PROBLEM TO SOLVE —
Restate all of the entries exactly, dropping any pictures they hold.

Raw records —
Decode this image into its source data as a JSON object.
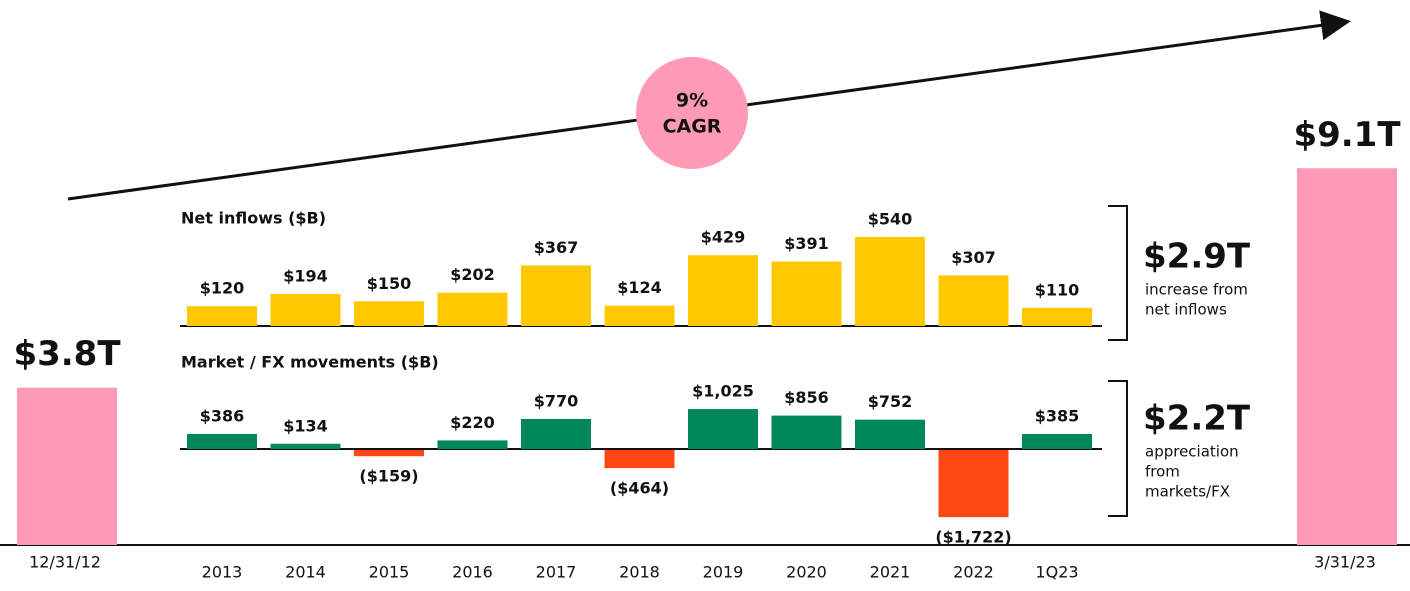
{
  "chart_data": [
    {
      "type": "bar",
      "title": "Net inflows ($B)",
      "categories": [
        "2013",
        "2014",
        "2015",
        "2016",
        "2017",
        "2018",
        "2019",
        "2020",
        "2021",
        "2022",
        "1Q23"
      ],
      "values": [
        120,
        194,
        150,
        202,
        367,
        124,
        429,
        391,
        540,
        307,
        110
      ],
      "value_labels": [
        "$120",
        "$194",
        "$150",
        "$202",
        "$367",
        "$124",
        "$429",
        "$391",
        "$540",
        "$307",
        "$110"
      ],
      "color": "#ffc800"
    },
    {
      "type": "bar",
      "title": "Market / FX movements ($B)",
      "values": [
        386,
        134,
        -159,
        220,
        770,
        -464,
        1025,
        856,
        752,
        -1722,
        385
      ],
      "value_labels": [
        "$386",
        "$134",
        "($159)",
        "$220",
        "$770",
        "($464)",
        "$1,025",
        "$856",
        "$752",
        "($1,722)",
        "$385"
      ],
      "color": "#00875a",
      "negative_color": "#ff4713"
    },
    {
      "type": "bar",
      "categories": [
        "12/31/12",
        "3/31/23"
      ],
      "values": [
        3.8,
        9.1
      ],
      "value_labels": [
        "$3.8T",
        "$9.1T"
      ],
      "color": "#ff9ab6"
    }
  ],
  "annotations": {
    "cagr": [
      "9%",
      "CAGR"
    ],
    "inflow_total": {
      "value": "$2.9T",
      "text": [
        "increase from",
        "net inflows"
      ]
    },
    "market_total": {
      "value": "$2.2T",
      "text": [
        "appreciation",
        "from",
        "markets/FX"
      ]
    }
  }
}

FINAL RESULT —
Decode this image into its source data as a JSON object.
{
  "chart_data": [
    {
      "type": "bar",
      "title": "Net inflows ($B)",
      "categories": [
        "2013",
        "2014",
        "2015",
        "2016",
        "2017",
        "2018",
        "2019",
        "2020",
        "2021",
        "2022",
        "1Q23"
      ],
      "values": [
        120,
        194,
        150,
        202,
        367,
        124,
        429,
        391,
        540,
        307,
        110
      ],
      "value_labels": [
        "$120",
        "$194",
        "$150",
        "$202",
        "$367",
        "$124",
        "$429",
        "$391",
        "$540",
        "$307",
        "$110"
      ],
      "color": "#ffc800"
    },
    {
      "type": "bar",
      "title": "Market / FX movements ($B)",
      "values": [
        386,
        134,
        -159,
        220,
        770,
        -464,
        1025,
        856,
        752,
        -1722,
        385
      ],
      "value_labels": [
        "$386",
        "$134",
        "($159)",
        "$220",
        "$770",
        "($464)",
        "$1,025",
        "$856",
        "$752",
        "($1,722)",
        "$385"
      ],
      "color": "#00875a",
      "negative_color": "#ff4713"
    },
    {
      "type": "bar",
      "categories": [
        "12/31/12",
        "3/31/23"
      ],
      "values": [
        3.8,
        9.1
      ],
      "value_labels": [
        "$3.8T",
        "$9.1T"
      ],
      "color": "#ff9ab6"
    }
  ],
  "annotations": {
    "cagr": [
      "9%",
      "CAGR"
    ],
    "inflow_total": {
      "value": "$2.9T",
      "text": [
        "increase from",
        "net inflows"
      ]
    },
    "market_total": {
      "value": "$2.2T",
      "text": [
        "appreciation",
        "from",
        "markets/FX"
      ]
    }
  }
}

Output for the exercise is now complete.